• [Exercise]: Without the images, write out the whole listing exactly.

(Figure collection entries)
/---

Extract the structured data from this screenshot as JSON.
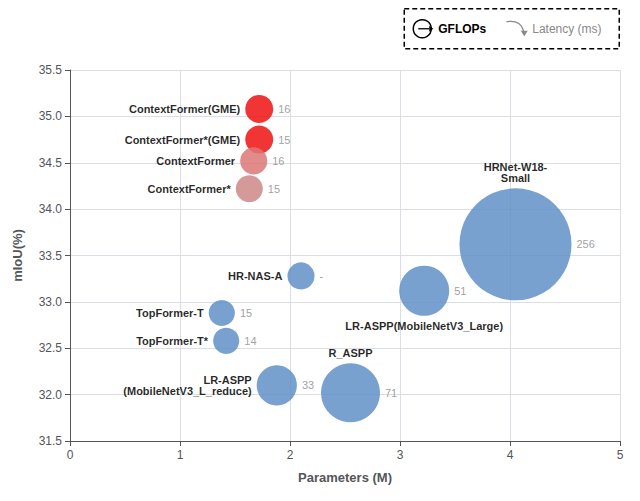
{
  "chart_data": {
    "type": "scatter",
    "xlabel": "Parameters (M)",
    "ylabel": "mIoU(%)",
    "point_labels": [
      "ContextFormer(GME)",
      "ContextFormer*(GME)",
      "ContextFormer",
      "ContextFormer*",
      "TopFormer-T",
      "TopFormer-T*",
      "HR-NAS-A",
      "LR-ASPP\n(MobileNetV3_L_reduce)",
      "R_ASPP",
      "LR-ASPP(MobileNetV3_Large)",
      "HRNet-W18-\nSmall"
    ],
    "x": [
      1.72,
      1.72,
      1.67,
      1.63,
      1.38,
      1.42,
      2.1,
      1.88,
      2.55,
      3.22,
      4.05
    ],
    "values": [
      35.08,
      34.75,
      34.52,
      34.22,
      32.88,
      32.58,
      33.28,
      32.1,
      32.02,
      33.12,
      33.62
    ],
    "gflops": [
      16,
      16,
      15,
      15,
      14,
      14,
      15,
      33,
      71,
      51,
      256
    ],
    "latency": [
      16,
      15,
      16,
      15,
      15,
      14,
      null,
      33,
      71,
      51,
      256
    ],
    "latency_labels": [
      "16",
      "15",
      "16",
      "15",
      "15",
      "14",
      "-",
      "33",
      "71",
      "51",
      "256"
    ],
    "colors": [
      "#ee1111",
      "#ee1111",
      "#dd7777",
      "#cc8888",
      "#6090c8",
      "#6090c8",
      "#6090c8",
      "#6090c8",
      "#6090c8",
      "#6090c8",
      "#6090c8"
    ],
    "xlim": [
      0,
      5.0
    ],
    "ylim": [
      31.5,
      35.5
    ],
    "xticks": [
      0,
      1,
      2,
      3,
      4,
      5
    ],
    "yticks": [
      31.5,
      {
        "value": 32.0,
        "label": "32.0"
      },
      32.5,
      {
        "value": 33.0,
        "label": "33.0"
      },
      33.5,
      {
        "value": 34.0,
        "label": "34.0"
      },
      34.5,
      {
        "value": 35.0,
        "label": "35.0"
      },
      35.5
    ],
    "grid": true,
    "legend": "upper right",
    "annotations": [
      "GFLOPs",
      "Latency (ms)"
    ]
  }
}
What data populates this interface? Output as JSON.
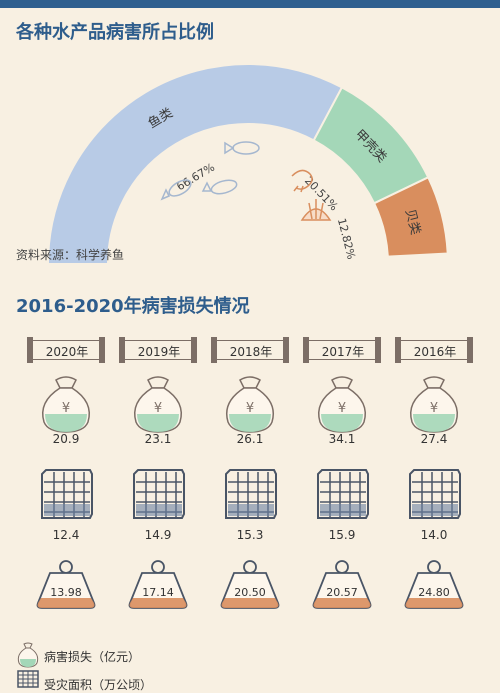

\---

• [Task result]:
Extract the structured data from this screenshot as JSON.
{
  "chart_data": {
    "type": "scatter",
    "xlabel": "Parameters (M)",
    "ylabel": "mIoU(%)",
    "point_labels": [
      "ContextFormer(GME)",
      "ContextFormer*(GME)",
      "ContextFormer",
      "ContextFormer*",
      "TopFormer-T",
      "TopFormer-T*",
      "HR-NAS-A",
      "LR-ASPP\n(MobileNetV3_L_reduce)",
      "R_ASPP",
      "LR-ASPP(MobileNetV3_Large)",
      "HRNet-W18-\nSmall"
    ],
    "x": [
      1.72,
      1.72,
      1.67,
      1.63,
      1.38,
      1.42,
      2.1,
      1.88,
      2.55,
      3.22,
      4.05
    ],
    "values": [
      35.08,
      34.75,
      34.52,
      34.22,
      32.88,
      32.58,
      33.28,
      32.1,
      32.02,
      33.12,
      33.62
    ],
    "gflops": [
      16,
      16,
      15,
      15,
      14,
      14,
      15,
      33,
      71,
      51,
      256
    ],
    "latency": [
      16,
      15,
      16,
      15,
      15,
      14,
      null,
      33,
      71,
      51,
      256
    ],
    "latency_labels": [
      "16",
      "15",
      "16",
      "15",
      "15",
      "14",
      "-",
      "33",
      "71",
      "51",
      "256"
    ],
    "colors": [
      "#ee1111",
      "#ee1111",
      "#dd7777",
      "#cc8888",
      "#6090c8",
      "#6090c8",
      "#6090c8",
      "#6090c8",
      "#6090c8",
      "#6090c8",
      "#6090c8"
    ],
    "xlim": [
      0,
      5.0
    ],
    "ylim": [
      31.5,
      35.5
    ],
    "xticks": [
      0,
      1,
      2,
      3,
      4,
      5
    ],
    "yticks": [
      31.5,
      {
        "value": 32.0,
        "label": "32.0"
      },
      32.5,
      {
        "value": 33.0,
        "label": "33.0"
      },
      33.5,
      {
        "value": 34.0,
        "label": "34.0"
      },
      34.5,
      {
        "value": 35.0,
        "label": "35.0"
      },
      35.5
    ],
    "grid": true,
    "legend": "upper right",
    "annotations": [
      "GFLOPs",
      "Latency (ms)"
    ]
  }
}
What data populates this interface? Output as JSON.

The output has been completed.